### TO BE DONE
Wherever a line holds the string "Peak", copy that line.

### DATA PROVIDED
========================================

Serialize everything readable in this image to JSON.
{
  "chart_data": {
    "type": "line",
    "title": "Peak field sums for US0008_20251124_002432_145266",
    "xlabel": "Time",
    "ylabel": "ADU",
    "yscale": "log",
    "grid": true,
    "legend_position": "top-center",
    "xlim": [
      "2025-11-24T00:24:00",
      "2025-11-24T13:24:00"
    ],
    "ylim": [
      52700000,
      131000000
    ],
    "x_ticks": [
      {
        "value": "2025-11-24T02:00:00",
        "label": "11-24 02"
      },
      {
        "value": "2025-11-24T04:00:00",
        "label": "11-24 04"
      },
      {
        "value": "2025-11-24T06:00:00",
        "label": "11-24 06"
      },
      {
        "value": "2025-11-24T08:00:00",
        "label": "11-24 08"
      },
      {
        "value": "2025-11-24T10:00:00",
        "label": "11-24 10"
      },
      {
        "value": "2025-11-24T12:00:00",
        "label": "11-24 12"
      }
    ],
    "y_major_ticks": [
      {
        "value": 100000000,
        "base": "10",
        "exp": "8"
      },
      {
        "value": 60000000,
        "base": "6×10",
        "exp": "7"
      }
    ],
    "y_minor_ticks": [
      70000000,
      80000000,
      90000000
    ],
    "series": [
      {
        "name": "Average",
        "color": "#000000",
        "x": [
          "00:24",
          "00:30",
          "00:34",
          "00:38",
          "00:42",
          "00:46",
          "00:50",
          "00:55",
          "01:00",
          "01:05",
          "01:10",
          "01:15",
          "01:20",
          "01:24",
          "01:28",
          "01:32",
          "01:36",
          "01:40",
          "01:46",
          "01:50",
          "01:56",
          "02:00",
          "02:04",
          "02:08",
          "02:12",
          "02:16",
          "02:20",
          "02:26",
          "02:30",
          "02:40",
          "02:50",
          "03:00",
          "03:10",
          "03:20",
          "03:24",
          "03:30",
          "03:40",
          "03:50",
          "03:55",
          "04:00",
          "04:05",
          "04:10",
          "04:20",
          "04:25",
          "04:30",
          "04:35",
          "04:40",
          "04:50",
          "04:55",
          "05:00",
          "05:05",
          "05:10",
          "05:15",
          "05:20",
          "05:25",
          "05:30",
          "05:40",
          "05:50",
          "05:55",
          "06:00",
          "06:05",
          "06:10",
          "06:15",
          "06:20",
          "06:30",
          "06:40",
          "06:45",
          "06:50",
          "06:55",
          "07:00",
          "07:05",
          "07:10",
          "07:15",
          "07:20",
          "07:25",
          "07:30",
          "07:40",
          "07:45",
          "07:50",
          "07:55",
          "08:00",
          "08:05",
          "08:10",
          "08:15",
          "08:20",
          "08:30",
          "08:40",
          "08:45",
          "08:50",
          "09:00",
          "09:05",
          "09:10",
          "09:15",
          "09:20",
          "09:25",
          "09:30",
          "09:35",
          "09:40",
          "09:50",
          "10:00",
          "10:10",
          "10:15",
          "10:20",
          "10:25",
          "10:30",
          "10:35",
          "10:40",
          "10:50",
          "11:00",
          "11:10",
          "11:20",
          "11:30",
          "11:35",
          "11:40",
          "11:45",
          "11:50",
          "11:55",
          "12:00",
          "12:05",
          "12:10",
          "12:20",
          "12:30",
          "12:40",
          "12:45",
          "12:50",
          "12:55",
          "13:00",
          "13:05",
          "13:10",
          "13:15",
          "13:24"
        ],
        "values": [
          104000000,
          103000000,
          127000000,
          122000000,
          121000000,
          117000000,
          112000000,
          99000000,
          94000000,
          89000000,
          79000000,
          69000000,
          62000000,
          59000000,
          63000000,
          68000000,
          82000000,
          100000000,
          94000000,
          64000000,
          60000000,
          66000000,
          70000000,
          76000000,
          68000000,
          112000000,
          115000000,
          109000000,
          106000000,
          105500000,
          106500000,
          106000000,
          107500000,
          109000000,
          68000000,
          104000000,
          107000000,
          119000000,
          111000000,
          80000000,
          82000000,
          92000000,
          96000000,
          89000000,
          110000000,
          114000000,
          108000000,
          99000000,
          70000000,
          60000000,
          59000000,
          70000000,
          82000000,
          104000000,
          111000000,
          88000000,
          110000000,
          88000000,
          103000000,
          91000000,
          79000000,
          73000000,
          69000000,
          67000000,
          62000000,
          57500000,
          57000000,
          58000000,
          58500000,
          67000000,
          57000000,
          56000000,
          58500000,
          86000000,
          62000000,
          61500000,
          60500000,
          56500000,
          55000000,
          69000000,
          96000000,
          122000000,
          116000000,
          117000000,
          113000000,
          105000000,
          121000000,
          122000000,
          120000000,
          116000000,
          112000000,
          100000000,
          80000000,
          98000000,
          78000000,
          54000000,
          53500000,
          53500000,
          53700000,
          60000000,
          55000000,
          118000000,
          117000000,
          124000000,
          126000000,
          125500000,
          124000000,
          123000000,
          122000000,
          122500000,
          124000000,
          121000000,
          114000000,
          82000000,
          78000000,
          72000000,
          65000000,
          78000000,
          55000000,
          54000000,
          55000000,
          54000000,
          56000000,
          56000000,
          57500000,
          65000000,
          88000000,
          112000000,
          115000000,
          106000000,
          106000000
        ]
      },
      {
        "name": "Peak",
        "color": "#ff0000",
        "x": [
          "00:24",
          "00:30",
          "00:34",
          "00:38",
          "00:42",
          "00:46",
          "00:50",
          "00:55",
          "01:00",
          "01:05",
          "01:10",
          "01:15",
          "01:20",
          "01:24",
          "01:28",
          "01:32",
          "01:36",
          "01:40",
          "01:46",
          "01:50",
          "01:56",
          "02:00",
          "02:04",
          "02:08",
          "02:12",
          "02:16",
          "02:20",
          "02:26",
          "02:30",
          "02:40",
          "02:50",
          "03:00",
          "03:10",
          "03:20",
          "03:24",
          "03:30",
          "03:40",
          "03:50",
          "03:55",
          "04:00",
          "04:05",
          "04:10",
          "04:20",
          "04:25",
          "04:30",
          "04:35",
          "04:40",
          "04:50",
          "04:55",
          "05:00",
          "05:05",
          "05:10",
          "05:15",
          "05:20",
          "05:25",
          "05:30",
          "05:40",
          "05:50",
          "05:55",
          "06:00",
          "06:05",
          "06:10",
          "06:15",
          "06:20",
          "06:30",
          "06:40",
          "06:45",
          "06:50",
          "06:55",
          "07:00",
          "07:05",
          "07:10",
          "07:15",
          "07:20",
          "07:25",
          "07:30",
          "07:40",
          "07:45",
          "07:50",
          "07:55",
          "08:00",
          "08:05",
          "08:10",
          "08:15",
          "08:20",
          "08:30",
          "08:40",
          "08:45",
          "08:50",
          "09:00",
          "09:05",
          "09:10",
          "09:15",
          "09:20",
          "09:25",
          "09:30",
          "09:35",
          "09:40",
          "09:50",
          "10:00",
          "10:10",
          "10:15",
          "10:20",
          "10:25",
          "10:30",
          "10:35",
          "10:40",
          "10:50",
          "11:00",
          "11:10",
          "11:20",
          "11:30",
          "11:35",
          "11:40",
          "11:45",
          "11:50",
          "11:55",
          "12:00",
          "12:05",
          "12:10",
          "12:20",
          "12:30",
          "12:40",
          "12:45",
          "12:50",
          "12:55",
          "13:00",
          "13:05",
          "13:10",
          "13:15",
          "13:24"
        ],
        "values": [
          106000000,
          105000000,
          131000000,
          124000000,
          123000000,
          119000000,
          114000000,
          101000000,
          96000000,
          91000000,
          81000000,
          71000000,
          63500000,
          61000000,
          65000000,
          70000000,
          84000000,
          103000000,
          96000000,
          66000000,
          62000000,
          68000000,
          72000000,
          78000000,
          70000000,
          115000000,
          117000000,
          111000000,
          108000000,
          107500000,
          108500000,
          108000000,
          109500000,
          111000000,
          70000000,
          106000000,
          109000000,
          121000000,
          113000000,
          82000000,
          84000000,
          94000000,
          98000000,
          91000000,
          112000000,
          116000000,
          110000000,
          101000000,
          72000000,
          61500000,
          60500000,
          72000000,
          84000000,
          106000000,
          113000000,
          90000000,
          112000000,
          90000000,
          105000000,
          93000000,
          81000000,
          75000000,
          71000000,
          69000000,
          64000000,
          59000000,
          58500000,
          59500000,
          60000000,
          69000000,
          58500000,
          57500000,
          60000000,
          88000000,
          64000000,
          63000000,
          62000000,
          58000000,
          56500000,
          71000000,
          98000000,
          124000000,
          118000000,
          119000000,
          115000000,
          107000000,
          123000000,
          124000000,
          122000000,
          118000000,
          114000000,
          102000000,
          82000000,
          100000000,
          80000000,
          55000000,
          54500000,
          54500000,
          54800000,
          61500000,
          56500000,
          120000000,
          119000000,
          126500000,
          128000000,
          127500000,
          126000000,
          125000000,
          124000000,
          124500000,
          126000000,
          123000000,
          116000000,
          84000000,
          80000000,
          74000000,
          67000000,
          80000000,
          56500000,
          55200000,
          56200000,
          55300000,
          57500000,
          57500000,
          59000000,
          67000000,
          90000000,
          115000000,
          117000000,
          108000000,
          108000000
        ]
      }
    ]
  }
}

========================================

### PROBLEM SOLUTION
    "title": "Peak field sums for US0008_20251124_002432_145266",
        "name": "Peak",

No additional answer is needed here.